YOUR GOAL
Note how many lines contain "title" and give that number, with nothing else.

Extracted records
— Start —

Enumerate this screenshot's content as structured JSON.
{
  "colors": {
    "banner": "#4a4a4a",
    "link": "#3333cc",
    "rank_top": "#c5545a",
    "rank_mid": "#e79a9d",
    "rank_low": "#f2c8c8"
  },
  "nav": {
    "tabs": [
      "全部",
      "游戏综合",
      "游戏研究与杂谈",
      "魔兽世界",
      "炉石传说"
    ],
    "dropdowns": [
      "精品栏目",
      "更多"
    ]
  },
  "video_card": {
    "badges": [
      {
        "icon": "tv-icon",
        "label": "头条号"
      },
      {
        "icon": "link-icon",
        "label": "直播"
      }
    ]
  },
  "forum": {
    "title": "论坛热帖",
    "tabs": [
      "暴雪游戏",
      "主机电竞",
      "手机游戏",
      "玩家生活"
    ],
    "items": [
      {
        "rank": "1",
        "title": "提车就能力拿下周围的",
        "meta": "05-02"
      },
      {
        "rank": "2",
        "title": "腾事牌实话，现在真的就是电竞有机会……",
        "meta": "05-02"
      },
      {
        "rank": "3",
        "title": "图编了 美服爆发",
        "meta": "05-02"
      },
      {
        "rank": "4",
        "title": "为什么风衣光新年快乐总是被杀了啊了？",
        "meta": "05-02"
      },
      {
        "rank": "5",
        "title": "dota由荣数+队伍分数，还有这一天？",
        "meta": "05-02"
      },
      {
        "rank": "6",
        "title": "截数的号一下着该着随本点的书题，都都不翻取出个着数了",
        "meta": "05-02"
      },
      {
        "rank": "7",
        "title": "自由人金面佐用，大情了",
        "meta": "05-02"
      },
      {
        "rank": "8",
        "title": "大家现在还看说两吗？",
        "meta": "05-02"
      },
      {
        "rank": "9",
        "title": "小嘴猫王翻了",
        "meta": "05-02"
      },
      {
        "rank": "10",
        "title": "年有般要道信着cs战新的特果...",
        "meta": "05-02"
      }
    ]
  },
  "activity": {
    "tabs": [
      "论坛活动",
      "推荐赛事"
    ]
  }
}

— End —

ANSWER IN FULL
11